▶ [Exercise instructions] Lay out each of the items below as a JSON list of strings, with one string per line and any blank lines omitted.

▶ [Listings of element locations]

'''

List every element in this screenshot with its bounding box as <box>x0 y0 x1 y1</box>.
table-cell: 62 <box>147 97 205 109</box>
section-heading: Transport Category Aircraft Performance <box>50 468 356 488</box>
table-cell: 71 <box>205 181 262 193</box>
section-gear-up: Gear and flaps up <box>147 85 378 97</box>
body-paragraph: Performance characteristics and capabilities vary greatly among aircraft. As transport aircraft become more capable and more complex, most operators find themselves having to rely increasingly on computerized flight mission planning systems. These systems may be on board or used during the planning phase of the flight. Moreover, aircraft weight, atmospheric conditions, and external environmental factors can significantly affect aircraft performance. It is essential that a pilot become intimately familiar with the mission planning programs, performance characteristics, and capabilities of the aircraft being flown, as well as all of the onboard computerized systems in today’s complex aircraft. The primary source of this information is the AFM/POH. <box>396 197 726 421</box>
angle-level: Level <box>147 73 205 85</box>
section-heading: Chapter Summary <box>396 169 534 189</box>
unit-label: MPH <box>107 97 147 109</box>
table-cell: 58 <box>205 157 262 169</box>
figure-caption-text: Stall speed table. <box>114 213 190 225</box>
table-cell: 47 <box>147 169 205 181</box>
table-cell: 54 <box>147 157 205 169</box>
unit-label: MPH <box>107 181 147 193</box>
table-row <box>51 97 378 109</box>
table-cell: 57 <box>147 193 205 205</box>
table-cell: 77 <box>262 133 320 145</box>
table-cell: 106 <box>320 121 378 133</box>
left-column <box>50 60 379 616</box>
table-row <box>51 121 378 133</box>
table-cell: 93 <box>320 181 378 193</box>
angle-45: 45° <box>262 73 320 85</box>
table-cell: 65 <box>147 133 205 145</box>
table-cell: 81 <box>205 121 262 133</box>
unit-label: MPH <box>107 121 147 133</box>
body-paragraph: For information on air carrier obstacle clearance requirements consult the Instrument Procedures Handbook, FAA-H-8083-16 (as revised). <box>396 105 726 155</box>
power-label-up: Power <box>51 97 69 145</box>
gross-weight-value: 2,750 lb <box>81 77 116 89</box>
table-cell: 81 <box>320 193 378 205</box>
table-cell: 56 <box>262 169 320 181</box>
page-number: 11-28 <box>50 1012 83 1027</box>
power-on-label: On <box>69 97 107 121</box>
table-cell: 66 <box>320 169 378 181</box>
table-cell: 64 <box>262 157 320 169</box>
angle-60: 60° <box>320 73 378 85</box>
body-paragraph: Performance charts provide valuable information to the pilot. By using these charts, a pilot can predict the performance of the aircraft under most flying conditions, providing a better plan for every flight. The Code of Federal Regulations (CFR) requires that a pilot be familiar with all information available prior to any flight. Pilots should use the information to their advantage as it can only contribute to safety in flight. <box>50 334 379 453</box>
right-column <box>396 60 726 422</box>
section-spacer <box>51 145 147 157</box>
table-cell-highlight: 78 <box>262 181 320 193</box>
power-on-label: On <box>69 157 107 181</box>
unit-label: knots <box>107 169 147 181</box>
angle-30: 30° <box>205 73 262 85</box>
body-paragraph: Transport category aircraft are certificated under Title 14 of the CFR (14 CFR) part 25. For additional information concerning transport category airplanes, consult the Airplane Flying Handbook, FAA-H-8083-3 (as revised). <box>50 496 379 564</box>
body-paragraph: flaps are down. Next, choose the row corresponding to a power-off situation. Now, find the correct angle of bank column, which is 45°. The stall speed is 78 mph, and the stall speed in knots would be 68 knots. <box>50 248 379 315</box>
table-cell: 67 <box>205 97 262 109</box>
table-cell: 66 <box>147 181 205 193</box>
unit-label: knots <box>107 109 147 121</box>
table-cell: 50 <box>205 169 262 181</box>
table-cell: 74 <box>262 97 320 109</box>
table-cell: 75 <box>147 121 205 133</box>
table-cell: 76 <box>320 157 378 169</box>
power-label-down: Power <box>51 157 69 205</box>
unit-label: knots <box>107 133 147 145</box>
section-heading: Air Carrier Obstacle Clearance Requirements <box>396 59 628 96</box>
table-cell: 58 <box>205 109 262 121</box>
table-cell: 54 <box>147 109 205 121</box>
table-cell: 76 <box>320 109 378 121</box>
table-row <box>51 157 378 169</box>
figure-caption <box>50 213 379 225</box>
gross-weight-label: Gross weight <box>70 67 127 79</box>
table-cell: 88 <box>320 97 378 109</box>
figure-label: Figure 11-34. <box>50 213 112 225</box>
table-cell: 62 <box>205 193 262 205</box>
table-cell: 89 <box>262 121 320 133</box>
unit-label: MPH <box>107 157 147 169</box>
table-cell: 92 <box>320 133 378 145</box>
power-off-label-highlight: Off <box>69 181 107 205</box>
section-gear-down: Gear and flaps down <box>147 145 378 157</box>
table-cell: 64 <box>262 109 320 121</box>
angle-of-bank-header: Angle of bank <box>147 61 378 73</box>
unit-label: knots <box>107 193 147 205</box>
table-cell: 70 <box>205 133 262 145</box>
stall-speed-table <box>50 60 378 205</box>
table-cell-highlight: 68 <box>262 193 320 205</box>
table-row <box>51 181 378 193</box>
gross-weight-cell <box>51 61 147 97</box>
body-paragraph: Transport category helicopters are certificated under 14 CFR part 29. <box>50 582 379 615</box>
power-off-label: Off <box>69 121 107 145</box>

'''

▶ [Completed exercise]
[
  "List every element in this screenshot with its bounding box as <box>x0 y0 x1 y1</box>.",
  "table-cell: 62 <box>147 97 205 109</box>",
  "section-heading: Transport Category Aircraft Performance <box>50 468 356 488</box>",
  "table-cell: 71 <box>205 181 262 193</box>",
  "section-gear-up: Gear and flaps up <box>147 85 378 97</box>",
  "body-paragraph: Performance characteristics and capabilities vary greatly among aircraft. As transport aircraft become more capable and more complex, most operators find themselves having to rely increasingly on computerized flight mission planning systems. These systems may be on board or used during the planning phase of the flight. Moreover, aircraft weight, atmospheric conditions, and external environmental factors can significantly affect aircraft performance. It is essential that a pilot become intimately familiar with the mission planning programs, performance characteristics, and capabilities of the aircraft being flown, as well as all of the onboard computerized systems in today’s complex aircraft. The primary source of this information is the AFM/POH. <box>396 197 726 421</box>",
  "angle-level: Level <box>147 73 205 85</box>",
  "section-heading: Chapter Summary <box>396 169 534 189</box>",
  "unit-label: MPH <box>107 97 147 109</box>",
  "table-cell: 58 <box>205 157 262 169</box>",
  "figure-caption-text: Stall speed table. <box>114 213 190 225</box>",
  "table-cell: 47 <box>147 169 205 181</box>",
  "table-cell: 54 <box>147 157 205 169</box>",
  "unit-label: MPH <box>107 181 147 193</box>",
  "table-row <box>51 97 378 109</box>",
  "table-cell: 57 <box>147 193 205 205</box>",
  "table-cell: 77 <box>262 133 320 145</box>",
  "table-cell: 106 <box>320 121 378 133</box>",
  "left-column <box>50 60 379 616</box>",
  "table-row <box>51 121 378 133</box>",
  "table-cell: 93 <box>320 181 378 193</box>",
  "angle-45: 45° <box>262 73 320 85</box>",
  "table-cell: 65 <box>147 133 205 145</box>",
  "table-cell: 81 <box>205 121 262 133</box>",
  "unit-label: MPH <box>107 121 147 133</box>",
  "body-paragraph: For information on air carrier obstacle clearance requirements consult the Instrument Procedures Handbook, FAA-H-8083-16 (as revised). <box>396 105 726 155</box>",
  "power-label-up: Power <box>51 97 69 145</box>",
  "gross-weight-value: 2,750 lb <box>81 77 116 89</box>",
  "table-cell: 81 <box>320 193 378 205</box>",
  "table-cell: 56 <box>262 169 320 181</box>",
  "page-number: 11-28 <box>50 1012 83 1027</box>",
  "power-on-label: On <box>69 97 107 121</box>",
  "table-cell: 66 <box>320 169 378 181</box>",
  "table-cell: 64 <box>262 157 320 169</box>",
  "angle-60: 60° <box>320 73 378 85</box>",
  "body-paragraph: Performance charts provide valuable information to the pilot. By using these charts, a pilot can predict the performance of the aircraft under most flying conditions, providing a better plan for every flight. The Code of Federal Regulations (CFR) requires that a pilot be familiar with all information available prior to any flight. Pilots should use the information to their advantage as it can only contribute to safety in flight. <box>50 334 379 453</box>",
  "right-column <box>396 60 726 422</box>",
  "section-spacer <box>51 145 147 157</box>",
  "table-cell-highlight: 78 <box>262 181 320 193</box>",
  "power-on-label: On <box>69 157 107 181</box>",
  "unit-label: knots <box>107 169 147 181</box>",
  "angle-30: 30° <box>205 73 262 85</box>",
  "body-paragraph: Transport category aircraft are certificated under Title 14 of the CFR (14 CFR) part 25. For additional information concerning transport category airplanes, consult the Airplane Flying Handbook, FAA-H-8083-3 (as revised). <box>50 496 379 564</box>",
  "body-paragraph: flaps are down. Next, choose the row corresponding to a power-off situation. Now, find the correct angle of bank column, which is 45°. The stall speed is 78 mph, and the stall speed in knots would be 68 knots. <box>50 248 379 315</box>",
  "table-cell: 67 <box>205 97 262 109</box>",
  "table-cell: 66 <box>147 181 205 193</box>",
  "unit-label: knots <box>107 109 147 121</box>",
  "table-cell: 50 <box>205 169 262 181</box>",
  "table-cell: 74 <box>262 97 320 109</box>",
  "table-cell: 75 <box>147 121 205 133</box>",
  "table-cell: 76 <box>320 157 378 169</box>",
  "power-label-down: Power <box>51 157 69 205</box>",
  "unit-label: knots <box>107 133 147 145</box>",
  "section-heading: Air Carrier Obstacle Clearance Requirements <box>396 59 628 96</box>",
  "table-cell: 58 <box>205 109 262 121</box>",
  "table-cell: 54 <box>147 109 205 121</box>",
  "table-cell: 76 <box>320 109 378 121</box>",
  "table-row <box>51 157 378 169</box>",
  "figure-caption <box>50 213 379 225</box>",
  "gross-weight-label: Gross weight <box>70 67 127 79</box>",
  "table-cell: 88 <box>320 97 378 109</box>",
  "figure-label: Figure 11-34. <box>50 213 112 225</box>",
  "table-cell: 62 <box>205 193 262 205</box>",
  "table-cell: 89 <box>262 121 320 133</box>",
  "unit-label: MPH <box>107 157 147 169</box>",
  "table-cell: 92 <box>320 133 378 145</box>",
  "power-off-label-highlight: Off <box>69 181 107 205</box>",
  "section-gear-down: Gear and flaps down <box>147 145 378 157</box>",
  "table-cell: 64 <box>262 109 320 121</box>",
  "angle-of-bank-header: Angle of bank <box>147 61 378 73</box>",
  "unit-label: knots <box>107 193 147 205</box>",
  "table-cell: 70 <box>205 133 262 145</box>",
  "stall-speed-table <box>50 60 378 205</box>",
  "table-cell-highlight: 68 <box>262 193 320 205</box>",
  "table-row <box>51 181 378 193</box>",
  "gross-weight-cell <box>51 61 147 97</box>",
  "body-paragraph: Transport category helicopters are certificated under 14 CFR part 29. <box>50 582 379 615</box>",
  "power-off-label: Off <box>69 121 107 145</box>"
]